[Dataset rows]
** BEGIN **

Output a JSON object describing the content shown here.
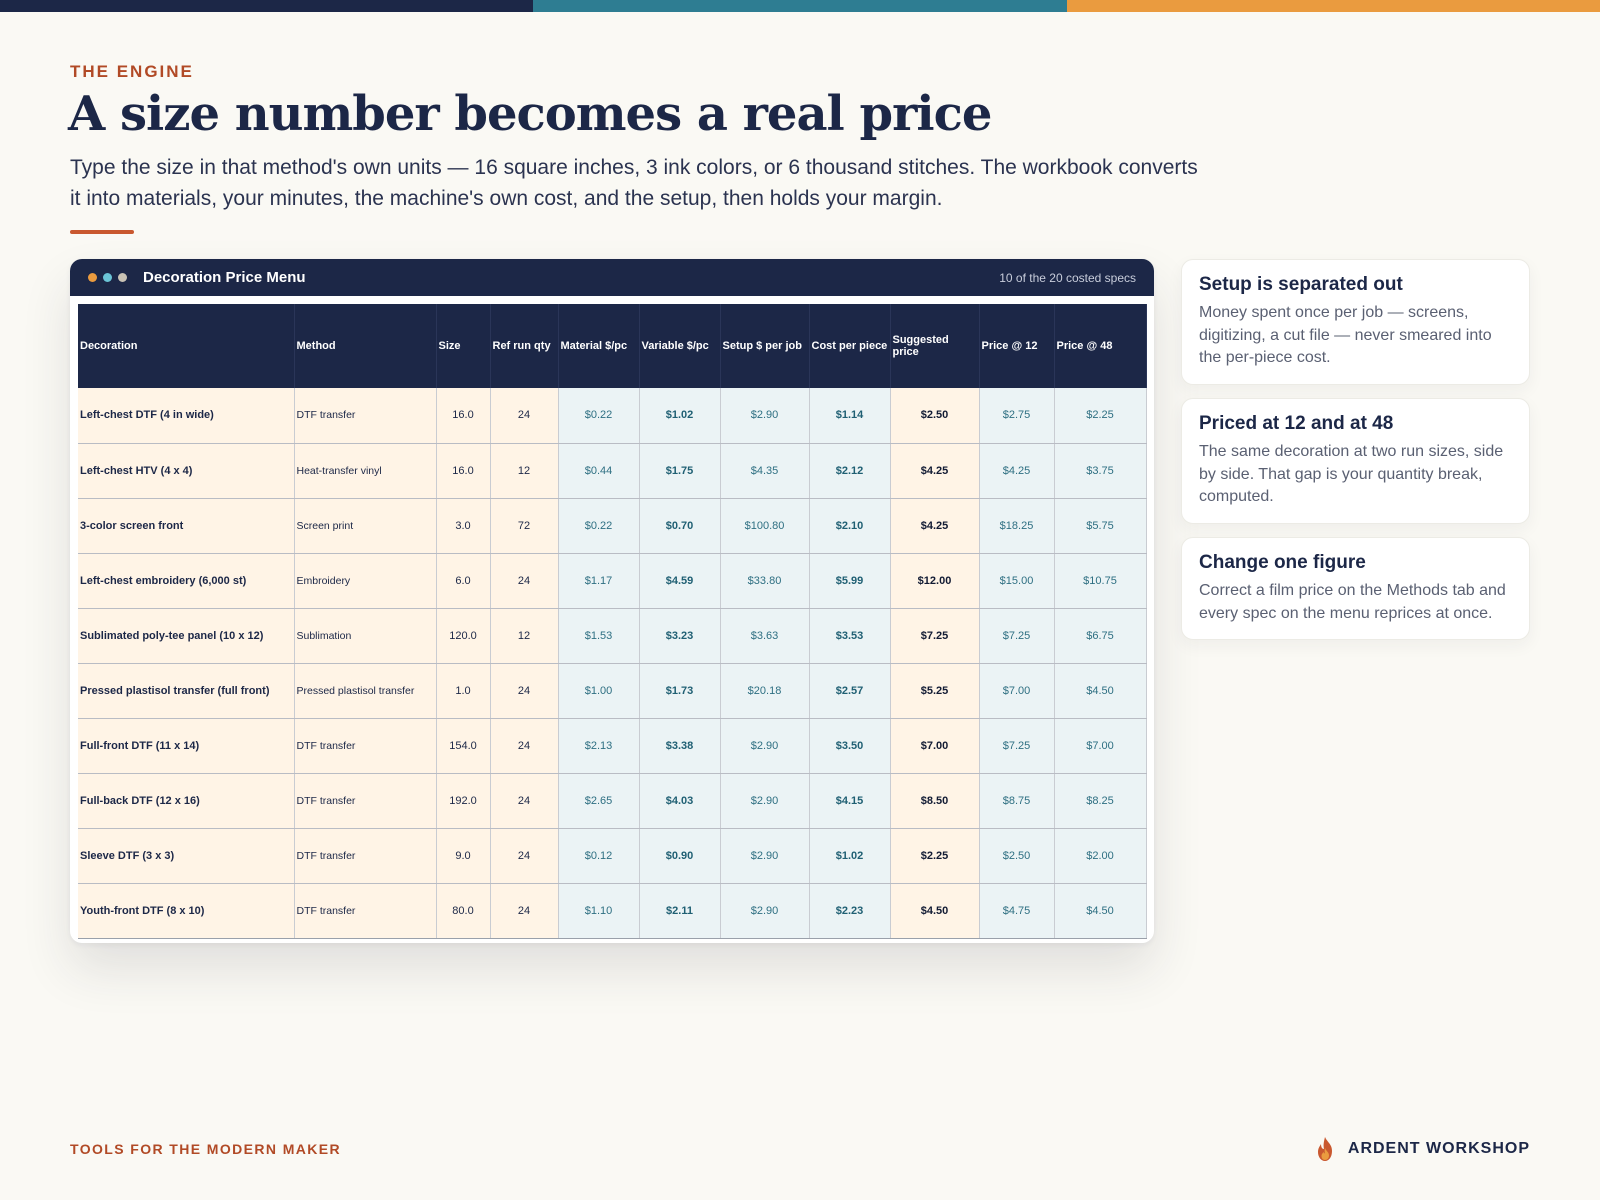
{
  "colors": {
    "navy": "#1c2747",
    "teal": "#2e7d92",
    "orange": "#ea9b3f",
    "rust": "#b14a26",
    "cream_cell": "#fff4e6",
    "blue_cell": "#ebf3f5"
  },
  "header": {
    "eyebrow": "THE ENGINE",
    "title": "A size number becomes a real price",
    "subtitle": "Type the size in that method's own units — 16 square inches, 3 ink colors, or 6 thousand stitches. The workbook converts it into materials, your minutes, the machine's own cost, and the setup, then holds your margin."
  },
  "window": {
    "title": "Decoration Price Menu",
    "meta": "10 of the 20 costed specs"
  },
  "table": {
    "columns": [
      "Decoration",
      "Method",
      "Size",
      "Ref run qty",
      "Material $/pc",
      "Variable $/pc",
      "Setup $ per job",
      "Cost per piece",
      "Suggested price",
      "Price @ 12",
      "Price @ 48"
    ],
    "rows": [
      [
        "Left-chest DTF (4 in wide)",
        "DTF transfer",
        "16.0",
        "24",
        "$0.22",
        "$1.02",
        "$2.90",
        "$1.14",
        "$2.50",
        "$2.75",
        "$2.25"
      ],
      [
        "Left-chest HTV (4 x 4)",
        "Heat-transfer vinyl",
        "16.0",
        "12",
        "$0.44",
        "$1.75",
        "$4.35",
        "$2.12",
        "$4.25",
        "$4.25",
        "$3.75"
      ],
      [
        "3-color screen front",
        "Screen print",
        "3.0",
        "72",
        "$0.22",
        "$0.70",
        "$100.80",
        "$2.10",
        "$4.25",
        "$18.25",
        "$5.75"
      ],
      [
        "Left-chest embroidery (6,000 st)",
        "Embroidery",
        "6.0",
        "24",
        "$1.17",
        "$4.59",
        "$33.80",
        "$5.99",
        "$12.00",
        "$15.00",
        "$10.75"
      ],
      [
        "Sublimated poly-tee panel (10 x 12)",
        "Sublimation",
        "120.0",
        "12",
        "$1.53",
        "$3.23",
        "$3.63",
        "$3.53",
        "$7.25",
        "$7.25",
        "$6.75"
      ],
      [
        "Pressed plastisol transfer (full front)",
        "Pressed plastisol transfer",
        "1.0",
        "24",
        "$1.00",
        "$1.73",
        "$20.18",
        "$2.57",
        "$5.25",
        "$7.00",
        "$4.50"
      ],
      [
        "Full-front DTF (11 x 14)",
        "DTF transfer",
        "154.0",
        "24",
        "$2.13",
        "$3.38",
        "$2.90",
        "$3.50",
        "$7.00",
        "$7.25",
        "$7.00"
      ],
      [
        "Full-back DTF (12 x 16)",
        "DTF transfer",
        "192.0",
        "24",
        "$2.65",
        "$4.03",
        "$2.90",
        "$4.15",
        "$8.50",
        "$8.75",
        "$8.25"
      ],
      [
        "Sleeve DTF (3 x 3)",
        "DTF transfer",
        "9.0",
        "24",
        "$0.12",
        "$0.90",
        "$2.90",
        "$1.02",
        "$2.25",
        "$2.50",
        "$2.00"
      ],
      [
        "Youth-front DTF (8 x 10)",
        "DTF transfer",
        "80.0",
        "24",
        "$1.10",
        "$2.11",
        "$2.90",
        "$2.23",
        "$4.50",
        "$4.75",
        "$4.50"
      ]
    ]
  },
  "cards": [
    {
      "title": "Setup is separated out",
      "body": "Money spent once per job — screens, digitizing, a cut file — never smeared into the per-piece cost."
    },
    {
      "title": "Priced at 12 and at 48",
      "body": "The same decoration at two run sizes, side by side. That gap is your quantity break, computed."
    },
    {
      "title": "Change one figure",
      "body": "Correct a film price on the Methods tab and every spec on the menu reprices at once."
    }
  ],
  "footer": {
    "tagline": "TOOLS FOR THE MODERN MAKER",
    "brand": "ARDENT WORKSHOP",
    "brand_icon": "flame-icon"
  }
}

** END **

Requirements> Repeat each entry exactly. Pictures do not belong in the copy.

Solved exercise>
Output a JSON object describing the content shown here.
{
  "colors": {
    "navy": "#1c2747",
    "teal": "#2e7d92",
    "orange": "#ea9b3f",
    "rust": "#b14a26",
    "cream_cell": "#fff4e6",
    "blue_cell": "#ebf3f5"
  },
  "header": {
    "eyebrow": "THE ENGINE",
    "title": "A size number becomes a real price",
    "subtitle": "Type the size in that method's own units — 16 square inches, 3 ink colors, or 6 thousand stitches. The workbook converts it into materials, your minutes, the machine's own cost, and the setup, then holds your margin."
  },
  "window": {
    "title": "Decoration Price Menu",
    "meta": "10 of the 20 costed specs"
  },
  "table": {
    "columns": [
      "Decoration",
      "Method",
      "Size",
      "Ref run qty",
      "Material $/pc",
      "Variable $/pc",
      "Setup $ per job",
      "Cost per piece",
      "Suggested price",
      "Price @ 12",
      "Price @ 48"
    ],
    "rows": [
      [
        "Left-chest DTF (4 in wide)",
        "DTF transfer",
        "16.0",
        "24",
        "$0.22",
        "$1.02",
        "$2.90",
        "$1.14",
        "$2.50",
        "$2.75",
        "$2.25"
      ],
      [
        "Left-chest HTV (4 x 4)",
        "Heat-transfer vinyl",
        "16.0",
        "12",
        "$0.44",
        "$1.75",
        "$4.35",
        "$2.12",
        "$4.25",
        "$4.25",
        "$3.75"
      ],
      [
        "3-color screen front",
        "Screen print",
        "3.0",
        "72",
        "$0.22",
        "$0.70",
        "$100.80",
        "$2.10",
        "$4.25",
        "$18.25",
        "$5.75"
      ],
      [
        "Left-chest embroidery (6,000 st)",
        "Embroidery",
        "6.0",
        "24",
        "$1.17",
        "$4.59",
        "$33.80",
        "$5.99",
        "$12.00",
        "$15.00",
        "$10.75"
      ],
      [
        "Sublimated poly-tee panel (10 x 12)",
        "Sublimation",
        "120.0",
        "12",
        "$1.53",
        "$3.23",
        "$3.63",
        "$3.53",
        "$7.25",
        "$7.25",
        "$6.75"
      ],
      [
        "Pressed plastisol transfer (full front)",
        "Pressed plastisol transfer",
        "1.0",
        "24",
        "$1.00",
        "$1.73",
        "$20.18",
        "$2.57",
        "$5.25",
        "$7.00",
        "$4.50"
      ],
      [
        "Full-front DTF (11 x 14)",
        "DTF transfer",
        "154.0",
        "24",
        "$2.13",
        "$3.38",
        "$2.90",
        "$3.50",
        "$7.00",
        "$7.25",
        "$7.00"
      ],
      [
        "Full-back DTF (12 x 16)",
        "DTF transfer",
        "192.0",
        "24",
        "$2.65",
        "$4.03",
        "$2.90",
        "$4.15",
        "$8.50",
        "$8.75",
        "$8.25"
      ],
      [
        "Sleeve DTF (3 x 3)",
        "DTF transfer",
        "9.0",
        "24",
        "$0.12",
        "$0.90",
        "$2.90",
        "$1.02",
        "$2.25",
        "$2.50",
        "$2.00"
      ],
      [
        "Youth-front DTF (8 x 10)",
        "DTF transfer",
        "80.0",
        "24",
        "$1.10",
        "$2.11",
        "$2.90",
        "$2.23",
        "$4.50",
        "$4.75",
        "$4.50"
      ]
    ]
  },
  "cards": [
    {
      "title": "Setup is separated out",
      "body": "Money spent once per job — screens, digitizing, a cut file — never smeared into the per-piece cost."
    },
    {
      "title": "Priced at 12 and at 48",
      "body": "The same decoration at two run sizes, side by side. That gap is your quantity break, computed."
    },
    {
      "title": "Change one figure",
      "body": "Correct a film price on the Methods tab and every spec on the menu reprices at once."
    }
  ],
  "footer": {
    "tagline": "TOOLS FOR THE MODERN MAKER",
    "brand": "ARDENT WORKSHOP",
    "brand_icon": "flame-icon"
  }
}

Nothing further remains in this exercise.